### WHAT IS ASKED
Copy every entry word for word. Skip the pictures.
— Begin RECORD EXTRACTS —
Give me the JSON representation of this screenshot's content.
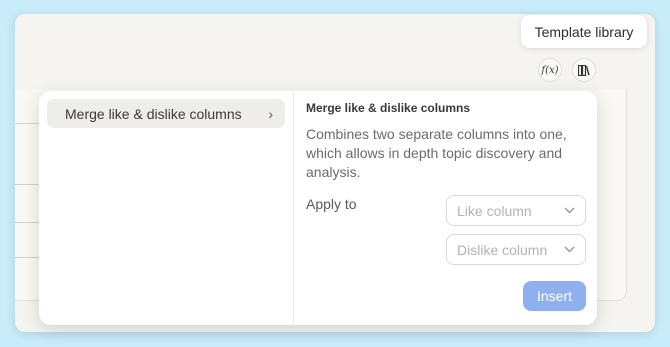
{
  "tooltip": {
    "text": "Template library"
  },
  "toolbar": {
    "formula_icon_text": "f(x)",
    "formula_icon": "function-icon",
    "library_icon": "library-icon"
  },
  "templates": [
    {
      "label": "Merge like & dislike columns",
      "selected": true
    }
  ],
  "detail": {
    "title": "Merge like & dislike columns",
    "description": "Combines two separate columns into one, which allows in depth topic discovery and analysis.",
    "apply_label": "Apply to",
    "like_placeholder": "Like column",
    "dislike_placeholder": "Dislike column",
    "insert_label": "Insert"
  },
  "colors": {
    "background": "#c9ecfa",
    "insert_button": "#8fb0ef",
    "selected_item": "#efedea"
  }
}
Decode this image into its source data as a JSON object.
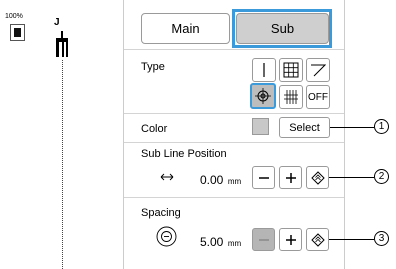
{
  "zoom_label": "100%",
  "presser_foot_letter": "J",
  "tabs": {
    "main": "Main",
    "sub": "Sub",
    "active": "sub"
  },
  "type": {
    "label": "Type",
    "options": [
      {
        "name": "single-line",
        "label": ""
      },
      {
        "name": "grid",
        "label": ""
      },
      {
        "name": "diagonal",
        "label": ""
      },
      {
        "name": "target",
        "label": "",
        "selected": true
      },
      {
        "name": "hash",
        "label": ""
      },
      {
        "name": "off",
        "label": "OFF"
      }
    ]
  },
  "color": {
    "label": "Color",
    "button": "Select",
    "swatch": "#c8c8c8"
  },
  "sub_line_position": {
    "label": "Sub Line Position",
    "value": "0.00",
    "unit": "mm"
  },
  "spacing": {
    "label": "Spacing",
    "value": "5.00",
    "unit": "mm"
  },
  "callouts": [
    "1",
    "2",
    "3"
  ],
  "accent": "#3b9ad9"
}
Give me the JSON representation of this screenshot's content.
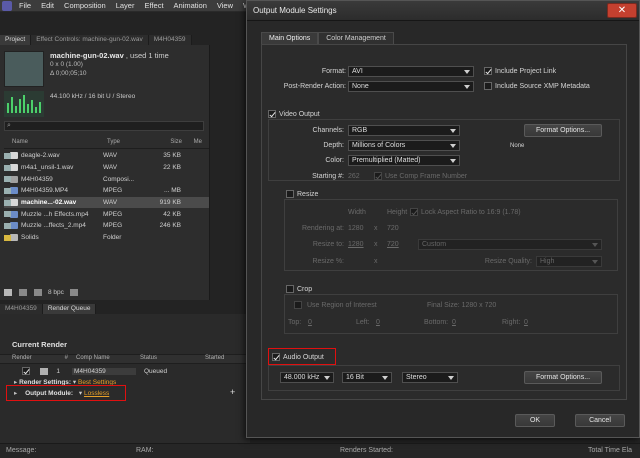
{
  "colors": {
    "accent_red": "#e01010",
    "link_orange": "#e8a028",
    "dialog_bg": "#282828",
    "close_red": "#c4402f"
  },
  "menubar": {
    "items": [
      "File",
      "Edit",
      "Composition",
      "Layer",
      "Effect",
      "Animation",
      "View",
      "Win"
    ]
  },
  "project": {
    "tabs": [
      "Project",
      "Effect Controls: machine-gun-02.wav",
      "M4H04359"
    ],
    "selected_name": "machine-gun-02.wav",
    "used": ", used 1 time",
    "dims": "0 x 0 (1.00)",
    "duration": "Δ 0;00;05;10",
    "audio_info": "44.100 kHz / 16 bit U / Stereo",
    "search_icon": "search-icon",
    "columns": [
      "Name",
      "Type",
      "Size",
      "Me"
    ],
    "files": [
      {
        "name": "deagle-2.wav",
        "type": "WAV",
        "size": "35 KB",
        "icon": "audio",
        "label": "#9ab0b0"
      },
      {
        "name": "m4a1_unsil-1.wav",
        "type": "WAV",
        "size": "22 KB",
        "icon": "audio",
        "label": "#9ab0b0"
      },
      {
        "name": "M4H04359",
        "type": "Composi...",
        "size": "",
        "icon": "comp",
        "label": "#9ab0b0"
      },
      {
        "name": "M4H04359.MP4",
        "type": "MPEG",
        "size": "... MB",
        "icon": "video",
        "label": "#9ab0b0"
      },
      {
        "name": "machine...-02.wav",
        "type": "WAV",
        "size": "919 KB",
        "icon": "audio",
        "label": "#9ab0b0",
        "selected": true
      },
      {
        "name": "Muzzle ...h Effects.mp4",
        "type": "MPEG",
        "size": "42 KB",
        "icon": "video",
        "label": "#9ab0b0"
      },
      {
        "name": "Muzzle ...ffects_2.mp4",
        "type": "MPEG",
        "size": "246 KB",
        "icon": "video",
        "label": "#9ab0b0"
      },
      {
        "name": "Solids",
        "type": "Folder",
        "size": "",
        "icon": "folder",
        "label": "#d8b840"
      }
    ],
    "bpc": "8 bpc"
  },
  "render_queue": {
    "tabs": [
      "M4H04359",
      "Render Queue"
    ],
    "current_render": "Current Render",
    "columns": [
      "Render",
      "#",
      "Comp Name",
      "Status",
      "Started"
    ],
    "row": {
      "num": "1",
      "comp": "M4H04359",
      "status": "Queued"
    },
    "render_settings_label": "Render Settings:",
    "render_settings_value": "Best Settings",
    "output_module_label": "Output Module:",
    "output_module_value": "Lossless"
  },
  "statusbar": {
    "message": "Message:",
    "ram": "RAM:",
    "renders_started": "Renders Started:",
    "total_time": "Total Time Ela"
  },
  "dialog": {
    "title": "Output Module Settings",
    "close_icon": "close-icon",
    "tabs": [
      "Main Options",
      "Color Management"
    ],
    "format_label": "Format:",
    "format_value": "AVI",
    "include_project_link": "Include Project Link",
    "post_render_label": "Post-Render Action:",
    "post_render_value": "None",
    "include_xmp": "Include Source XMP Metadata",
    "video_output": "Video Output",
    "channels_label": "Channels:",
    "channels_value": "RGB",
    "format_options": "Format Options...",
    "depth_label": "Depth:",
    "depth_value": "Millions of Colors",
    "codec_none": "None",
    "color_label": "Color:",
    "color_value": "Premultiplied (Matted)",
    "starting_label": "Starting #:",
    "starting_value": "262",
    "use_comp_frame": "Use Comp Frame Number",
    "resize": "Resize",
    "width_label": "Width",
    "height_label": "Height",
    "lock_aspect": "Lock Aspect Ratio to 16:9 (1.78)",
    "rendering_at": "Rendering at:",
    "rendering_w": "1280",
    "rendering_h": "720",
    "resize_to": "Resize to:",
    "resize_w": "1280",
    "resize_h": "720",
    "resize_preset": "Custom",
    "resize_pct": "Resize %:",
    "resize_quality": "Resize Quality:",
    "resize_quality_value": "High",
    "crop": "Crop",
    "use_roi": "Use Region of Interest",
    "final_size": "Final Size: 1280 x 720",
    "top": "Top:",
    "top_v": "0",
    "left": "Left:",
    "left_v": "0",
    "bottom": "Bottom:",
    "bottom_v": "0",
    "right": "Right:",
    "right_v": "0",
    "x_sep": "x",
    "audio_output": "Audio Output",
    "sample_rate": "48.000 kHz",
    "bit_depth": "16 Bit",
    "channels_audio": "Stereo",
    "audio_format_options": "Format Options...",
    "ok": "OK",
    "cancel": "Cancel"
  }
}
— End RECORD EXTRACTS —
### SOLUTION TO THE EXERCISE
Give me the JSON representation of this screenshot's content.
{
  "tooltip": {
    "text": "Template library"
  },
  "toolbar": {
    "formula_icon_text": "f(x)",
    "formula_icon": "function-icon",
    "library_icon": "library-icon"
  },
  "templates": [
    {
      "label": "Merge like & dislike columns",
      "selected": true
    }
  ],
  "detail": {
    "title": "Merge like & dislike columns",
    "description": "Combines two separate columns into one, which allows in depth topic discovery and analysis.",
    "apply_label": "Apply to",
    "like_placeholder": "Like column",
    "dislike_placeholder": "Dislike column",
    "insert_label": "Insert"
  },
  "colors": {
    "background": "#c9ecfa",
    "insert_button": "#8fb0ef",
    "selected_item": "#efedea"
  }
}
Decode this image into its source data as a JSON object.
{
  "zoom_label": "100%",
  "presser_foot_letter": "J",
  "tabs": {
    "main": "Main",
    "sub": "Sub",
    "active": "sub"
  },
  "type": {
    "label": "Type",
    "options": [
      {
        "name": "single-line",
        "label": ""
      },
      {
        "name": "grid",
        "label": ""
      },
      {
        "name": "diagonal",
        "label": ""
      },
      {
        "name": "target",
        "label": "",
        "selected": true
      },
      {
        "name": "hash",
        "label": ""
      },
      {
        "name": "off",
        "label": "OFF"
      }
    ]
  },
  "color": {
    "label": "Color",
    "button": "Select",
    "swatch": "#c8c8c8"
  },
  "sub_line_position": {
    "label": "Sub Line Position",
    "value": "0.00",
    "unit": "mm"
  },
  "spacing": {
    "label": "Spacing",
    "value": "5.00",
    "unit": "mm"
  },
  "callouts": [
    "1",
    "2",
    "3"
  ],
  "accent": "#3b9ad9"
}
Give me the JSON representation of this screenshot's content.
{
  "colors": {
    "accent_red": "#e01010",
    "link_orange": "#e8a028",
    "dialog_bg": "#282828",
    "close_red": "#c4402f"
  },
  "menubar": {
    "items": [
      "File",
      "Edit",
      "Composition",
      "Layer",
      "Effect",
      "Animation",
      "View",
      "Win"
    ]
  },
  "project": {
    "tabs": [
      "Project",
      "Effect Controls: machine-gun-02.wav",
      "M4H04359"
    ],
    "selected_name": "machine-gun-02.wav",
    "used": ", used 1 time",
    "dims": "0 x 0 (1.00)",
    "duration": "Δ 0;00;05;10",
    "audio_info": "44.100 kHz / 16 bit U / Stereo",
    "search_icon": "search-icon",
    "columns": [
      "Name",
      "Type",
      "Size",
      "Me"
    ],
    "files": [
      {
        "name": "deagle-2.wav",
        "type": "WAV",
        "size": "35 KB",
        "icon": "audio",
        "label": "#9ab0b0"
      },
      {
        "name": "m4a1_unsil-1.wav",
        "type": "WAV",
        "size": "22 KB",
        "icon": "audio",
        "label": "#9ab0b0"
      },
      {
        "name": "M4H04359",
        "type": "Composi...",
        "size": "",
        "icon": "comp",
        "label": "#9ab0b0"
      },
      {
        "name": "M4H04359.MP4",
        "type": "MPEG",
        "size": "... MB",
        "icon": "video",
        "label": "#9ab0b0"
      },
      {
        "name": "machine...-02.wav",
        "type": "WAV",
        "size": "919 KB",
        "icon": "audio",
        "label": "#9ab0b0",
        "selected": true
      },
      {
        "name": "Muzzle ...h Effects.mp4",
        "type": "MPEG",
        "size": "42 KB",
        "icon": "video",
        "label": "#9ab0b0"
      },
      {
        "name": "Muzzle ...ffects_2.mp4",
        "type": "MPEG",
        "size": "246 KB",
        "icon": "video",
        "label": "#9ab0b0"
      },
      {
        "name": "Solids",
        "type": "Folder",
        "size": "",
        "icon": "folder",
        "label": "#d8b840"
      }
    ],
    "bpc": "8 bpc"
  },
  "render_queue": {
    "tabs": [
      "M4H04359",
      "Render Queue"
    ],
    "current_render": "Current Render",
    "columns": [
      "Render",
      "#",
      "Comp Name",
      "Status",
      "Started"
    ],
    "row": {
      "num": "1",
      "comp": "M4H04359",
      "status": "Queued"
    },
    "render_settings_label": "Render Settings:",
    "render_settings_value": "Best Settings",
    "output_module_label": "Output Module:",
    "output_module_value": "Lossless"
  },
  "statusbar": {
    "message": "Message:",
    "ram": "RAM:",
    "renders_started": "Renders Started:",
    "total_time": "Total Time Ela"
  },
  "dialog": {
    "title": "Output Module Settings",
    "close_icon": "close-icon",
    "tabs": [
      "Main Options",
      "Color Management"
    ],
    "format_label": "Format:",
    "format_value": "AVI",
    "include_project_link": "Include Project Link",
    "post_render_label": "Post-Render Action:",
    "post_render_value": "None",
    "include_xmp": "Include Source XMP Metadata",
    "video_output": "Video Output",
    "channels_label": "Channels:",
    "channels_value": "RGB",
    "format_options": "Format Options...",
    "depth_label": "Depth:",
    "depth_value": "Millions of Colors",
    "codec_none": "None",
    "color_label": "Color:",
    "color_value": "Premultiplied (Matted)",
    "starting_label": "Starting #:",
    "starting_value": "262",
    "use_comp_frame": "Use Comp Frame Number",
    "resize": "Resize",
    "width_label": "Width",
    "height_label": "Height",
    "lock_aspect": "Lock Aspect Ratio to 16:9 (1.78)",
    "rendering_at": "Rendering at:",
    "rendering_w": "1280",
    "rendering_h": "720",
    "resize_to": "Resize to:",
    "resize_w": "1280",
    "resize_h": "720",
    "resize_preset": "Custom",
    "resize_pct": "Resize %:",
    "resize_quality": "Resize Quality:",
    "resize_quality_value": "High",
    "crop": "Crop",
    "use_roi": "Use Region of Interest",
    "final_size": "Final Size: 1280 x 720",
    "top": "Top:",
    "top_v": "0",
    "left": "Left:",
    "left_v": "0",
    "bottom": "Bottom:",
    "bottom_v": "0",
    "right": "Right:",
    "right_v": "0",
    "x_sep": "x",
    "audio_output": "Audio Output",
    "sample_rate": "48.000 kHz",
    "bit_depth": "16 Bit",
    "channels_audio": "Stereo",
    "audio_format_options": "Format Options...",
    "ok": "OK",
    "cancel": "Cancel"
  }
}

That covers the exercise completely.